WHAT THIS TASK INVOLVES
Please repeat the data in full, character for character.
[GIVEN RECORDS — start]
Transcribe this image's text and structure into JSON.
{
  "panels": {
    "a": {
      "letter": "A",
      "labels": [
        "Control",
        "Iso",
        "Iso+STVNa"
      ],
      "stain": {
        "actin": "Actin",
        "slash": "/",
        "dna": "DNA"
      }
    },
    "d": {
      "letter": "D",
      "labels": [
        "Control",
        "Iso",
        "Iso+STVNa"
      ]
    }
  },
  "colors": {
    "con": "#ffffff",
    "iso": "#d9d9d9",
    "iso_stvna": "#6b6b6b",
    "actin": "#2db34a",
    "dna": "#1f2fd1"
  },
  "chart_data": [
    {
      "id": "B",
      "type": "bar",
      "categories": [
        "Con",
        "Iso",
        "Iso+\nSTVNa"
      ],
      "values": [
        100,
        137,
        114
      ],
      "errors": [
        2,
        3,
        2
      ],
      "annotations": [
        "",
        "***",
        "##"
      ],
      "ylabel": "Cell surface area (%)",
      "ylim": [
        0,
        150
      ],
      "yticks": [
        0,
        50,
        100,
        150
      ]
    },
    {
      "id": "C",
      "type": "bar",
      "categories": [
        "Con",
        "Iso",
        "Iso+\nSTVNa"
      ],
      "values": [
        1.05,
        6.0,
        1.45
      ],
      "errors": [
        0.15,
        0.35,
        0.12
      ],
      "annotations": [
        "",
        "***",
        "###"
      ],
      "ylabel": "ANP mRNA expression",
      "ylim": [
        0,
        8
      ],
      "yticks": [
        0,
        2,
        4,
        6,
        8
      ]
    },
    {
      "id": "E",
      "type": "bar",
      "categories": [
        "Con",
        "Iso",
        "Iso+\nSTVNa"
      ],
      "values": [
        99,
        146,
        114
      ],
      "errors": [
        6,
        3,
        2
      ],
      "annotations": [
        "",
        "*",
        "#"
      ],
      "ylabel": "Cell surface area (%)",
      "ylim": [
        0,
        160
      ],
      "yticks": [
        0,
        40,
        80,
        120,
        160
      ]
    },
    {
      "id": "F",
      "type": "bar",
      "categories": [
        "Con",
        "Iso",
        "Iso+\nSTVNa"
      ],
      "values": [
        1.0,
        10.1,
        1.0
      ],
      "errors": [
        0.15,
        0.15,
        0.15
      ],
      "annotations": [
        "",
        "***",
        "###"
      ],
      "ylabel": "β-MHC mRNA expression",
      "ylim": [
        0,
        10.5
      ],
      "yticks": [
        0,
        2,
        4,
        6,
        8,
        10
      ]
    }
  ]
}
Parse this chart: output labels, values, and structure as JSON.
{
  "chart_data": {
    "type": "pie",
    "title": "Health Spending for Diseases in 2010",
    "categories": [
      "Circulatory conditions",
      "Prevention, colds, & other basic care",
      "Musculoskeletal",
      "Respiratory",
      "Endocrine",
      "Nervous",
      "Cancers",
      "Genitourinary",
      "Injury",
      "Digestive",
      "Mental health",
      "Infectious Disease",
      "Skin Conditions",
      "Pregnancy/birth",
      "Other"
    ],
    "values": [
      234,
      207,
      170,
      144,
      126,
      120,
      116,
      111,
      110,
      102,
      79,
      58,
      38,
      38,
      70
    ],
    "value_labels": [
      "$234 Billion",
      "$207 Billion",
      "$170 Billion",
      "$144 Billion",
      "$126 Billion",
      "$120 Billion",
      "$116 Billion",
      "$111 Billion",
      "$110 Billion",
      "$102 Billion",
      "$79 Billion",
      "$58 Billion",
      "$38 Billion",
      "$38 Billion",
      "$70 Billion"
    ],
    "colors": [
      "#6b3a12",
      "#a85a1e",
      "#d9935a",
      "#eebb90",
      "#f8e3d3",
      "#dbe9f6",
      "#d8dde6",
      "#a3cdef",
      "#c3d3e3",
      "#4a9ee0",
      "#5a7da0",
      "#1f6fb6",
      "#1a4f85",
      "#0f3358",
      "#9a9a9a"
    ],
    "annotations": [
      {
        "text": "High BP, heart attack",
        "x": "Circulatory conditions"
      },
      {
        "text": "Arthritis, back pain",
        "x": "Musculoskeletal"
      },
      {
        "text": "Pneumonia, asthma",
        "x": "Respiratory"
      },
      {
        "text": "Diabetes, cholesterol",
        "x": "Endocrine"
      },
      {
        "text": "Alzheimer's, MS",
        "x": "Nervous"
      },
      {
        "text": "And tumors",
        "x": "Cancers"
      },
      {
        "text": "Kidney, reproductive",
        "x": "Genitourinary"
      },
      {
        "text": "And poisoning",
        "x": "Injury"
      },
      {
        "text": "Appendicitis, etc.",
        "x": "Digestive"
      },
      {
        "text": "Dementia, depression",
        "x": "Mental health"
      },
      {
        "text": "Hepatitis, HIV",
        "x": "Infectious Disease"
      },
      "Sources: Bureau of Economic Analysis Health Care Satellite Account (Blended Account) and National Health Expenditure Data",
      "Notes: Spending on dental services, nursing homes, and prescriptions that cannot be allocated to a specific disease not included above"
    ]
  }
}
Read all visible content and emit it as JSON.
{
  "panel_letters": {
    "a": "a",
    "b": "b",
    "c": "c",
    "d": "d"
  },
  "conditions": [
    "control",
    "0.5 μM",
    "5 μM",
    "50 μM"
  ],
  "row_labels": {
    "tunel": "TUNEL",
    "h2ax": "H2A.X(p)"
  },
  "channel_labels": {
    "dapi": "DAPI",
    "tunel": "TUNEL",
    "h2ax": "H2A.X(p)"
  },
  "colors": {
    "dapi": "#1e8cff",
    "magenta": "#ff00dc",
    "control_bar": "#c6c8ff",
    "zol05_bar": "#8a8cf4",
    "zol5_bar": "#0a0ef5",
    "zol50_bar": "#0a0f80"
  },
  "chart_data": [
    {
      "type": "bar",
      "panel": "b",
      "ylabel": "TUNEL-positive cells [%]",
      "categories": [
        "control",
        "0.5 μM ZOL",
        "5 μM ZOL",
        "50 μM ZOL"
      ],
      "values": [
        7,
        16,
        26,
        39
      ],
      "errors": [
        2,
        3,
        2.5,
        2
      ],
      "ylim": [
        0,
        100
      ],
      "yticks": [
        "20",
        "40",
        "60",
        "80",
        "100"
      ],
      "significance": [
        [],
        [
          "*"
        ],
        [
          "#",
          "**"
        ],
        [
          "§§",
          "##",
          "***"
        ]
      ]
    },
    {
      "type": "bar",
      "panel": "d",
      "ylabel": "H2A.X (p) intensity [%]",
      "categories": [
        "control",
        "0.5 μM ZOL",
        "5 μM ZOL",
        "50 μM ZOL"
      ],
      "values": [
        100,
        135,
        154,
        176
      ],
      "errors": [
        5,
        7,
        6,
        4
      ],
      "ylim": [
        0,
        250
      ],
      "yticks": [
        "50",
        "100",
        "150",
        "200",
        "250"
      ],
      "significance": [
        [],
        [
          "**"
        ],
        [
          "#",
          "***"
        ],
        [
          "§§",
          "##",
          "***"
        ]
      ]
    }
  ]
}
[GIVEN RECORDS — finish]
ANSWER BOX
Transcribe this image's text and structure into JSON.
{
  "panels": {
    "a": {
      "letter": "A",
      "labels": [
        "Control",
        "Iso",
        "Iso+STVNa"
      ],
      "stain": {
        "actin": "Actin",
        "slash": "/",
        "dna": "DNA"
      }
    },
    "d": {
      "letter": "D",
      "labels": [
        "Control",
        "Iso",
        "Iso+STVNa"
      ]
    }
  },
  "colors": {
    "con": "#ffffff",
    "iso": "#d9d9d9",
    "iso_stvna": "#6b6b6b",
    "actin": "#2db34a",
    "dna": "#1f2fd1"
  },
  "chart_data": [
    {
      "id": "B",
      "type": "bar",
      "categories": [
        "Con",
        "Iso",
        "Iso+\nSTVNa"
      ],
      "values": [
        100,
        137,
        114
      ],
      "errors": [
        2,
        3,
        2
      ],
      "annotations": [
        "",
        "***",
        "##"
      ],
      "ylabel": "Cell surface area (%)",
      "ylim": [
        0,
        150
      ],
      "yticks": [
        0,
        50,
        100,
        150
      ]
    },
    {
      "id": "C",
      "type": "bar",
      "categories": [
        "Con",
        "Iso",
        "Iso+\nSTVNa"
      ],
      "values": [
        1.05,
        6.0,
        1.45
      ],
      "errors": [
        0.15,
        0.35,
        0.12
      ],
      "annotations": [
        "",
        "***",
        "###"
      ],
      "ylabel": "ANP mRNA expression",
      "ylim": [
        0,
        8
      ],
      "yticks": [
        0,
        2,
        4,
        6,
        8
      ]
    },
    {
      "id": "E",
      "type": "bar",
      "categories": [
        "Con",
        "Iso",
        "Iso+\nSTVNa"
      ],
      "values": [
        99,
        146,
        114
      ],
      "errors": [
        6,
        3,
        2
      ],
      "annotations": [
        "",
        "*",
        "#"
      ],
      "ylabel": "Cell surface area (%)",
      "ylim": [
        0,
        160
      ],
      "yticks": [
        0,
        40,
        80,
        120,
        160
      ]
    },
    {
      "id": "F",
      "type": "bar",
      "categories": [
        "Con",
        "Iso",
        "Iso+\nSTVNa"
      ],
      "values": [
        1.0,
        10.1,
        1.0
      ],
      "errors": [
        0.15,
        0.15,
        0.15
      ],
      "annotations": [
        "",
        "***",
        "###"
      ],
      "ylabel": "β-MHC mRNA expression",
      "ylim": [
        0,
        10.5
      ],
      "yticks": [
        0,
        2,
        4,
        6,
        8,
        10
      ]
    }
  ]
}
Parse this chart: output labels, values, and structure as JSON.
{
  "chart_data": {
    "type": "pie",
    "title": "Health Spending for Diseases in 2010",
    "categories": [
      "Circulatory conditions",
      "Prevention, colds, & other basic care",
      "Musculoskeletal",
      "Respiratory",
      "Endocrine",
      "Nervous",
      "Cancers",
      "Genitourinary",
      "Injury",
      "Digestive",
      "Mental health",
      "Infectious Disease",
      "Skin Conditions",
      "Pregnancy/birth",
      "Other"
    ],
    "values": [
      234,
      207,
      170,
      144,
      126,
      120,
      116,
      111,
      110,
      102,
      79,
      58,
      38,
      38,
      70
    ],
    "value_labels": [
      "$234 Billion",
      "$207 Billion",
      "$170 Billion",
      "$144 Billion",
      "$126 Billion",
      "$120 Billion",
      "$116 Billion",
      "$111 Billion",
      "$110 Billion",
      "$102 Billion",
      "$79 Billion",
      "$58 Billion",
      "$38 Billion",
      "$38 Billion",
      "$70 Billion"
    ],
    "colors": [
      "#6b3a12",
      "#a85a1e",
      "#d9935a",
      "#eebb90",
      "#f8e3d3",
      "#dbe9f6",
      "#d8dde6",
      "#a3cdef",
      "#c3d3e3",
      "#4a9ee0",
      "#5a7da0",
      "#1f6fb6",
      "#1a4f85",
      "#0f3358",
      "#9a9a9a"
    ],
    "annotations": [
      {
        "text": "High BP, heart attack",
        "x": "Circulatory conditions"
      },
      {
        "text": "Arthritis, back pain",
        "x": "Musculoskeletal"
      },
      {
        "text": "Pneumonia, asthma",
        "x": "Respiratory"
      },
      {
        "text": "Diabetes, cholesterol",
        "x": "Endocrine"
      },
      {
        "text": "Alzheimer's, MS",
        "x": "Nervous"
      },
      {
        "text": "And tumors",
        "x": "Cancers"
      },
      {
        "text": "Kidney, reproductive",
        "x": "Genitourinary"
      },
      {
        "text": "And poisoning",
        "x": "Injury"
      },
      {
        "text": "Appendicitis, etc.",
        "x": "Digestive"
      },
      {
        "text": "Dementia, depression",
        "x": "Mental health"
      },
      {
        "text": "Hepatitis, HIV",
        "x": "Infectious Disease"
      },
      "Sources: Bureau of Economic Analysis Health Care Satellite Account (Blended Account) and National Health Expenditure Data",
      "Notes: Spending on dental services, nursing homes, and prescriptions that cannot be allocated to a specific disease not included above"
    ]
  }
}
Read all visible content and emit it as JSON.
{
  "panel_letters": {
    "a": "a",
    "b": "b",
    "c": "c",
    "d": "d"
  },
  "conditions": [
    "control",
    "0.5 μM",
    "5 μM",
    "50 μM"
  ],
  "row_labels": {
    "tunel": "TUNEL",
    "h2ax": "H2A.X(p)"
  },
  "channel_labels": {
    "dapi": "DAPI",
    "tunel": "TUNEL",
    "h2ax": "H2A.X(p)"
  },
  "colors": {
    "dapi": "#1e8cff",
    "magenta": "#ff00dc",
    "control_bar": "#c6c8ff",
    "zol05_bar": "#8a8cf4",
    "zol5_bar": "#0a0ef5",
    "zol50_bar": "#0a0f80"
  },
  "chart_data": [
    {
      "type": "bar",
      "panel": "b",
      "ylabel": "TUNEL-positive cells [%]",
      "categories": [
        "control",
        "0.5 μM ZOL",
        "5 μM ZOL",
        "50 μM ZOL"
      ],
      "values": [
        7,
        16,
        26,
        39
      ],
      "errors": [
        2,
        3,
        2.5,
        2
      ],
      "ylim": [
        0,
        100
      ],
      "yticks": [
        "20",
        "40",
        "60",
        "80",
        "100"
      ],
      "significance": [
        [],
        [
          "*"
        ],
        [
          "#",
          "**"
        ],
        [
          "§§",
          "##",
          "***"
        ]
      ]
    },
    {
      "type": "bar",
      "panel": "d",
      "ylabel": "H2A.X (p) intensity [%]",
      "categories": [
        "control",
        "0.5 μM ZOL",
        "5 μM ZOL",
        "50 μM ZOL"
      ],
      "values": [
        100,
        135,
        154,
        176
      ],
      "errors": [
        5,
        7,
        6,
        4
      ],
      "ylim": [
        0,
        250
      ],
      "yticks": [
        "50",
        "100",
        "150",
        "200",
        "250"
      ],
      "significance": [
        [],
        [
          "**"
        ],
        [
          "#",
          "***"
        ],
        [
          "§§",
          "##",
          "***"
        ]
      ]
    }
  ]
}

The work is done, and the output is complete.